### WHAT YOU WILL DO
Exclude images, then output the remaining data verbatim.

+ + + + +

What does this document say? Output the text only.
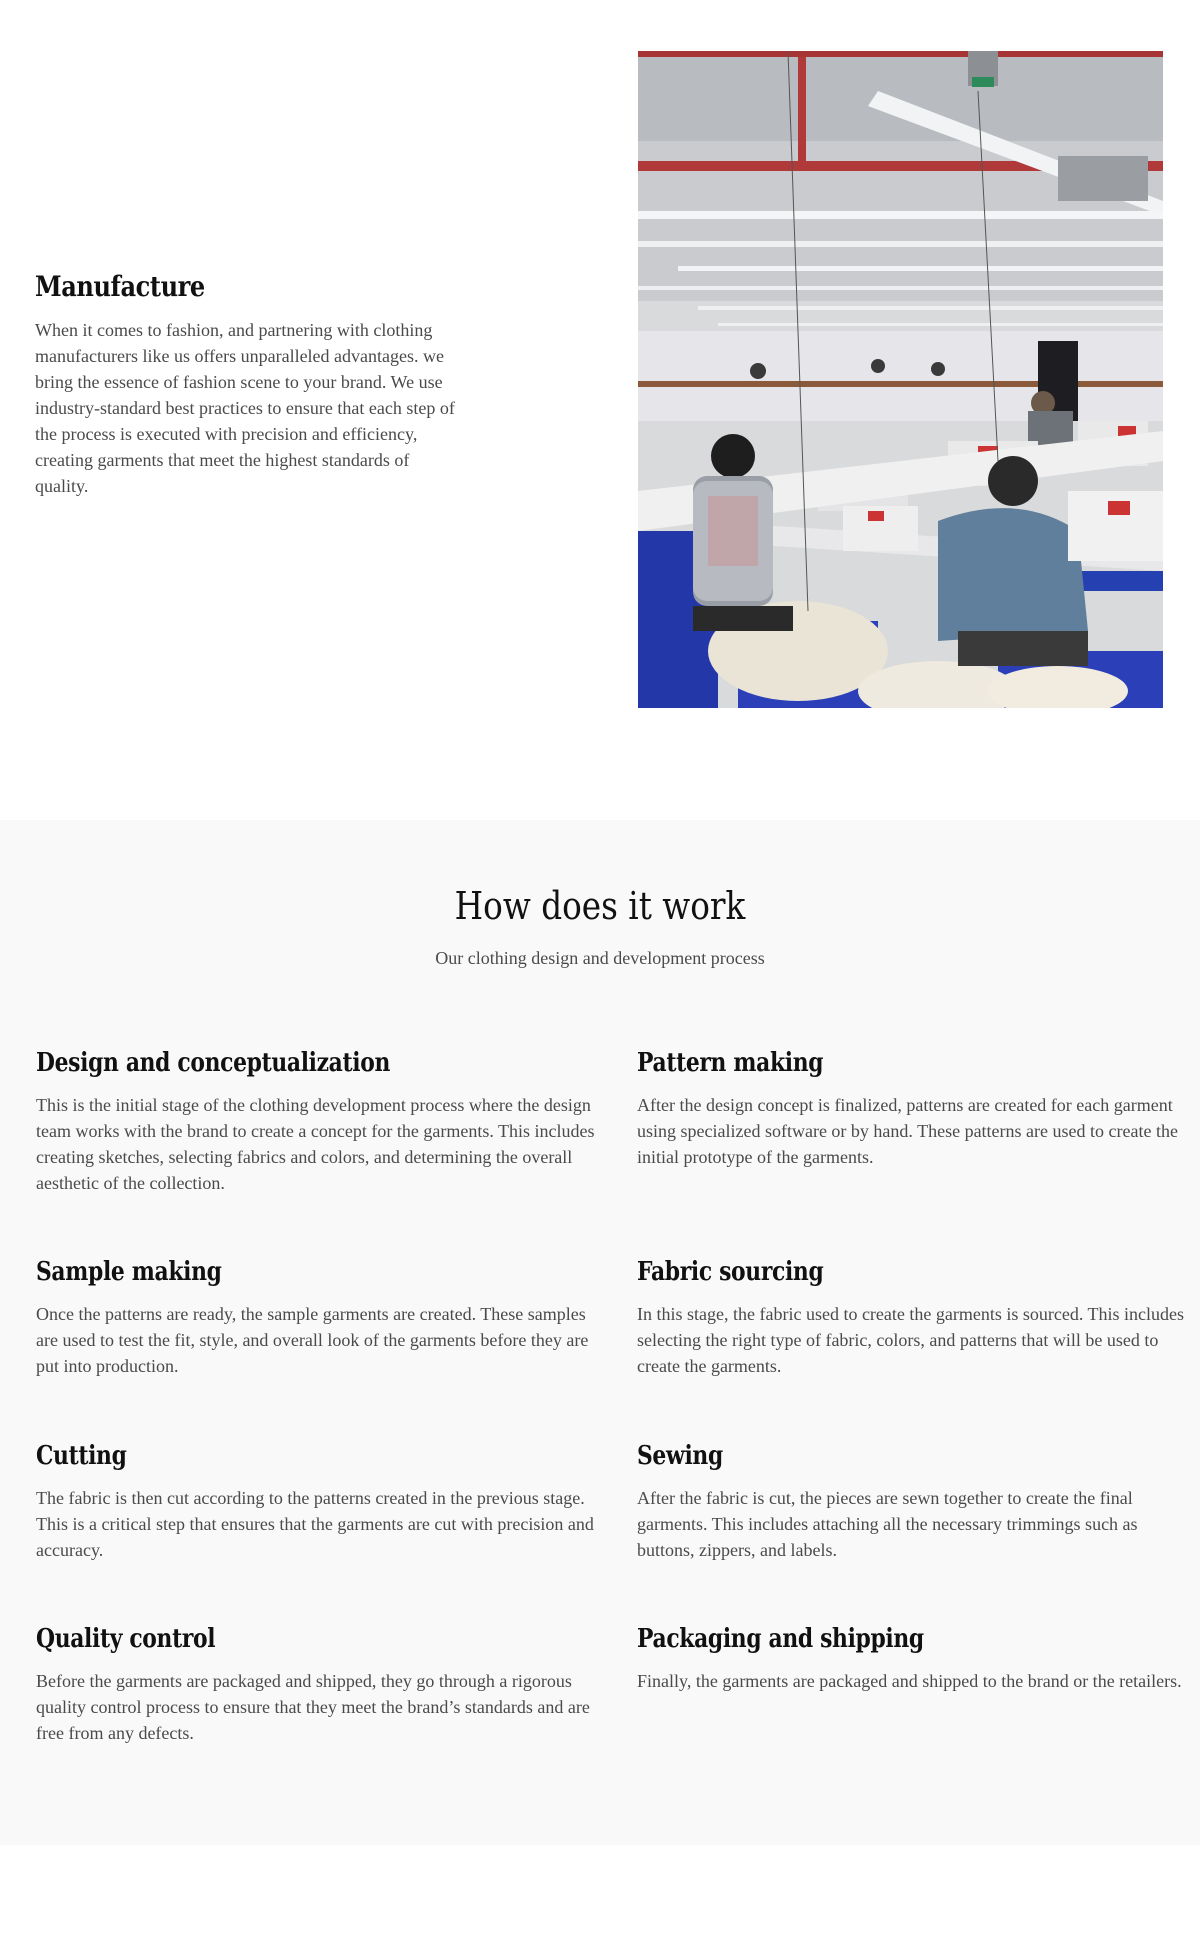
Manufacture

When it comes to fashion, and partnering with clothing manufacturers like us offers unparalleled advantages. we bring the essence of fashion scene to your brand. We use industry-standard best practices to ensure that each step of the process is executed with precision and efficiency, creating garments that meet the highest standards of quality.

How does it work

Our clothing design and development process

Design and conceptualization

This is the initial stage of the clothing development process where the design team works with the brand to create a concept for the garments. This includes creating sketches, selecting fabrics and colors, and determining the overall aesthetic of the collection.

Pattern making

After the design concept is finalized, patterns are created for each garment using specialized software or by hand. These patterns are used to create the initial prototype of the garments.

Sample making

Once the patterns are ready, the sample garments are created. These samples are used to test the fit, style, and overall look of the garments before they are put into production.

Fabric sourcing

In this stage, the fabric used to create the garments is sourced. This includes selecting the right type of fabric, colors, and patterns that will be used to create the garments.

Cutting

The fabric is then cut according to the patterns created in the previous stage. This is a critical step that ensures that the garments are cut with precision and accuracy.

Sewing

After the fabric is cut, the pieces are sewn together to create the final garments. This includes attaching all the necessary trimmings such as buttons, zippers, and labels.

Quality control

Before the garments are packaged and shipped, they go through a rigorous quality control process to ensure that they meet the brand’s standards and are free from any defects.

Packaging and shipping

Finally, the garments are packaged and shipped to the brand or the retailers.
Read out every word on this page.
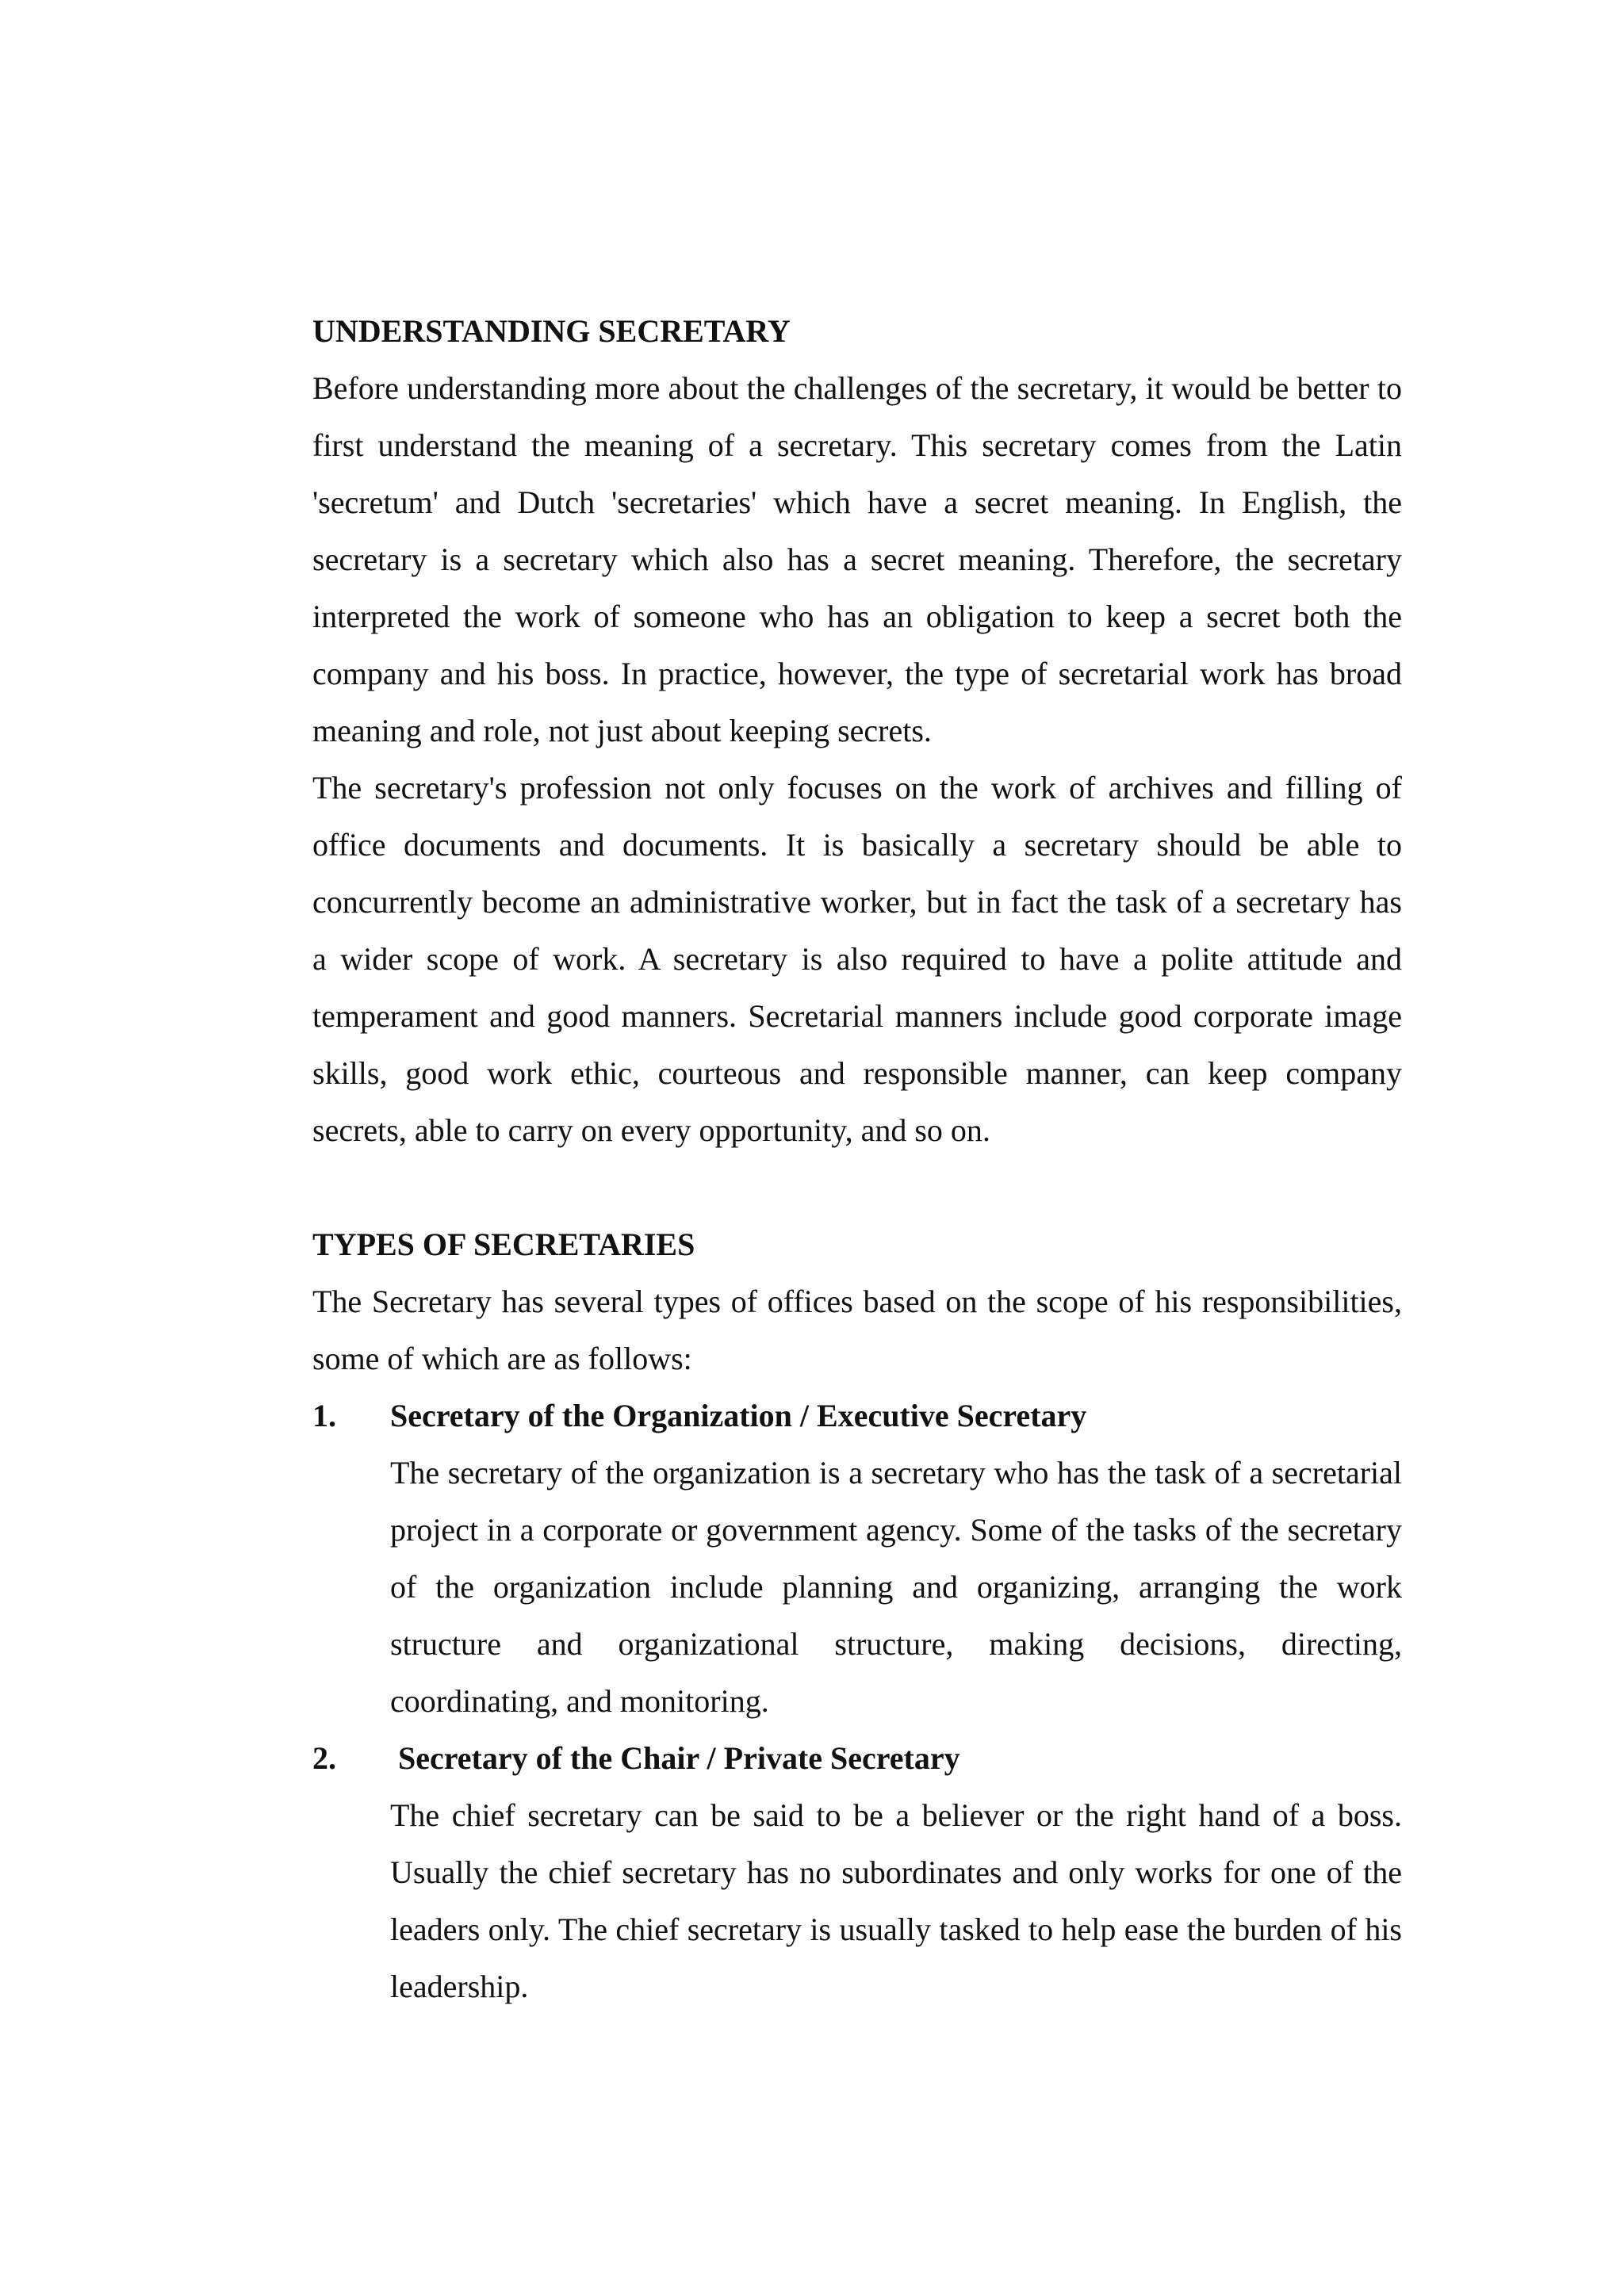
UNDERSTANDING SECRETARY

Before understanding more about the challenges of the secretary, it would be better to first understand the meaning of a secretary. This secretary comes from the Latin 'secretum' and Dutch 'secretaries' which have a secret meaning. In English, the secretary is a secretary which also has a secret meaning. Therefore, the secretary interpreted the work of someone who has an obligation to keep a secret both the company and his boss. In practice, however, the type of secretarial work has broad meaning and role, not just about keeping secrets.

The secretary's profession not only focuses on the work of archives and filling of office documents and documents. It is basically a secretary should be able to concurrently become an administrative worker, but in fact the task of a secretary has a wider scope of work. A secretary is also required to have a polite attitude and temperament and good manners. Secretarial manners include good corporate image skills, good work ethic, courteous and responsible manner, can keep company secrets, able to carry on every opportunity, and so on.

TYPES OF SECRETARIES

The Secretary has several types of offices based on the scope of his responsibilities, some of which are as follows:

1. Secretary of the Organization / Executive Secretary

The secretary of the organization is a secretary who has the task of a secretarial project in a corporate or government agency. Some of the tasks of the secretary of the organization include planning and organizing, arranging the work structure and organizational structure, making decisions, directing, coordinating, and monitoring.

2. Secretary of the Chair / Private Secretary

The chief secretary can be said to be a believer or the right hand of a boss. Usually the chief secretary has no subordinates and only works for one of the leaders only. The chief secretary is usually tasked to help ease the burden of his leadership.
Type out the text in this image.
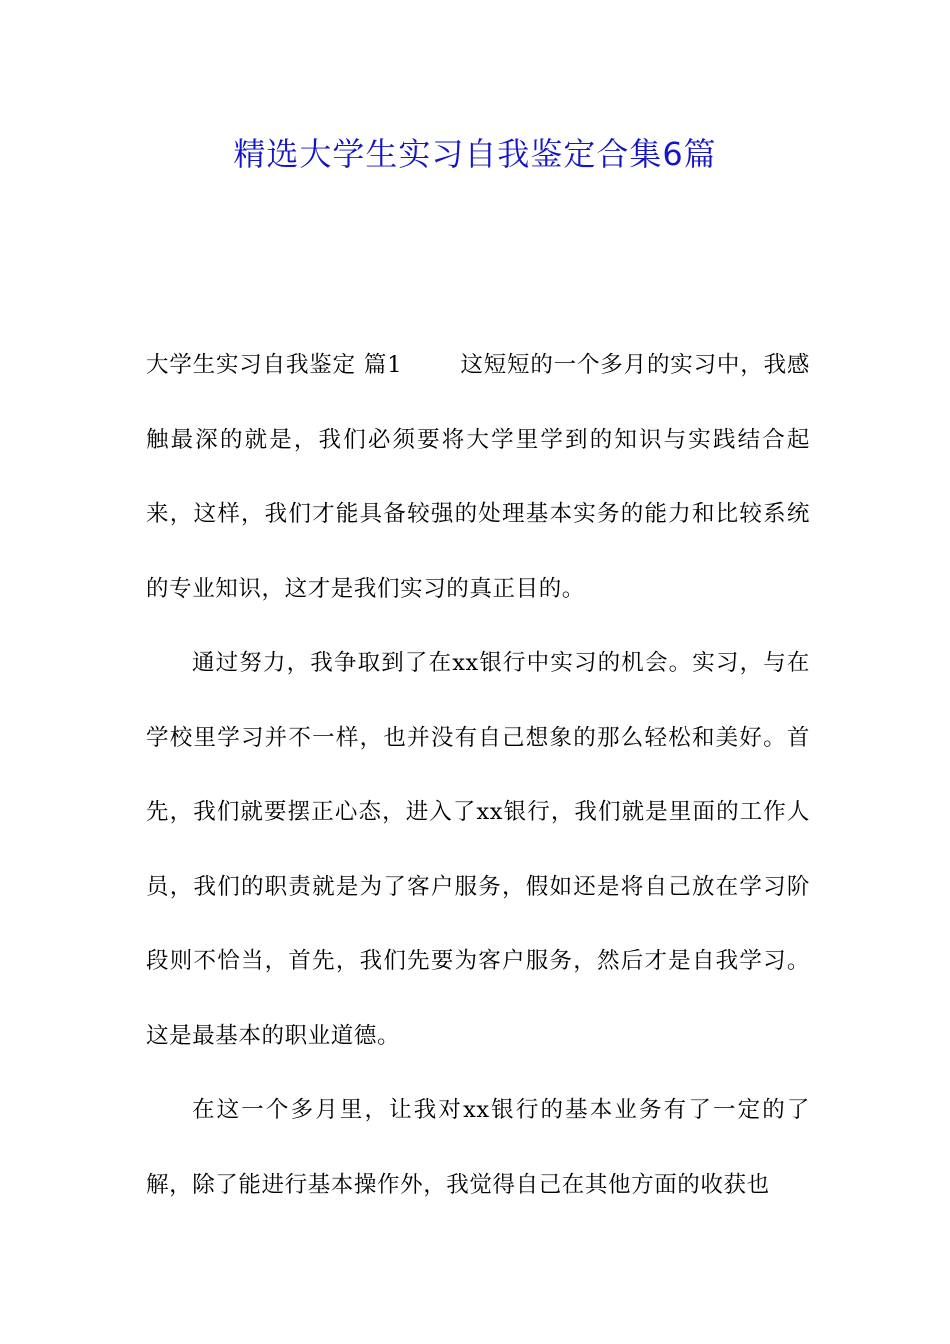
精选大学生实习自我鉴定合集6篇

大学生实习自我鉴定 篇1	这短短的一个多月的实习中，我感触最深的就是，我们必须要将大学里学到的知识与实践结合起来，这样，我们才能具备较强的处理基本实务的能力和比较系统的专业知识，这才是我们实习的真正目的。

通过努力，我争取到了在xx银行中实习的机会。实习，与在学校里学习并不一样，也并没有自己想象的那么轻松和美好。首先，我们就要摆正心态，进入了xx银行，我们就是里面的工作人员，我们的职责就是为了客户服务，假如还是将自己放在学习阶段则不恰当，首先，我们先要为客户服务，然后才是自我学习。这是最基本的职业道德。

在这一个多月里，让我对xx银行的基本业务有了一定的了解，除了能进行基本操作外，我觉得自己在其他方面的收获也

+ + + + +

### THE RESULT
What does this document say? Output the text only.
Manufacture

When it comes to fashion, and partnering with clothing manufacturers like us offers unparalleled advantages. we bring the essence of fashion scene to your brand. We use industry-standard best practices to ensure that each step of the process is executed with precision and efficiency, creating garments that meet the highest standards of quality.

How does it work

Our clothing design and development process

Design and conceptualization

This is the initial stage of the clothing development process where the design team works with the brand to create a concept for the garments. This includes creating sketches, selecting fabrics and colors, and determining the overall aesthetic of the collection.

Pattern making

After the design concept is finalized, patterns are created for each garment using specialized software or by hand. These patterns are used to create the initial prototype of the garments.

Sample making

Once the patterns are ready, the sample garments are created. These samples are used to test the fit, style, and overall look of the garments before they are put into production.

Fabric sourcing

In this stage, the fabric used to create the garments is sourced. This includes selecting the right type of fabric, colors, and patterns that will be used to create the garments.

Cutting

The fabric is then cut according to the patterns created in the previous stage. This is a critical step that ensures that the garments are cut with precision and accuracy.

Sewing

After the fabric is cut, the pieces are sewn together to create the final garments. This includes attaching all the necessary trimmings such as buttons, zippers, and labels.

Quality control

Before the garments are packaged and shipped, they go through a rigorous quality control process to ensure that they meet the brand’s standards and are free from any defects.

Packaging and shipping

Finally, the garments are packaged and shipped to the brand or the retailers.
Read out every word on this page.
UNDERSTANDING SECRETARY

Before understanding more about the challenges of the secretary, it would be better to first understand the meaning of a secretary. This secretary comes from the Latin 'secretum' and Dutch 'secretaries' which have a secret meaning. In English, the secretary is a secretary which also has a secret meaning. Therefore, the secretary interpreted the work of someone who has an obligation to keep a secret both the company and his boss. In practice, however, the type of secretarial work has broad meaning and role, not just about keeping secrets.

The secretary's profession not only focuses on the work of archives and filling of office documents and documents. It is basically a secretary should be able to concurrently become an administrative worker, but in fact the task of a secretary has a wider scope of work. A secretary is also required to have a polite attitude and temperament and good manners. Secretarial manners include good corporate image skills, good work ethic, courteous and responsible manner, can keep company secrets, able to carry on every opportunity, and so on.

TYPES OF SECRETARIES

The Secretary has several types of offices based on the scope of his responsibilities, some of which are as follows:

1. Secretary of the Organization / Executive Secretary

The secretary of the organization is a secretary who has the task of a secretarial project in a corporate or government agency. Some of the tasks of the secretary of the organization include planning and organizing, arranging the work structure and organizational structure, making decisions, directing, coordinating, and monitoring.

2. Secretary of the Chair / Private Secretary

The chief secretary can be said to be a believer or the right hand of a boss. Usually the chief secretary has no subordinates and only works for one of the leaders only. The chief secretary is usually tasked to help ease the burden of his leadership.
Type out the text in this image.
精选大学生实习自我鉴定合集6篇

大学生实习自我鉴定 篇1	这短短的一个多月的实习中，我感触最深的就是，我们必须要将大学里学到的知识与实践结合起来，这样，我们才能具备较强的处理基本实务的能力和比较系统的专业知识，这才是我们实习的真正目的。

通过努力，我争取到了在xx银行中实习的机会。实习，与在学校里学习并不一样，也并没有自己想象的那么轻松和美好。首先，我们就要摆正心态，进入了xx银行，我们就是里面的工作人员，我们的职责就是为了客户服务，假如还是将自己放在学习阶段则不恰当，首先，我们先要为客户服务，然后才是自我学习。这是最基本的职业道德。

在这一个多月里，让我对xx银行的基本业务有了一定的了解，除了能进行基本操作外，我觉得自己在其他方面的收获也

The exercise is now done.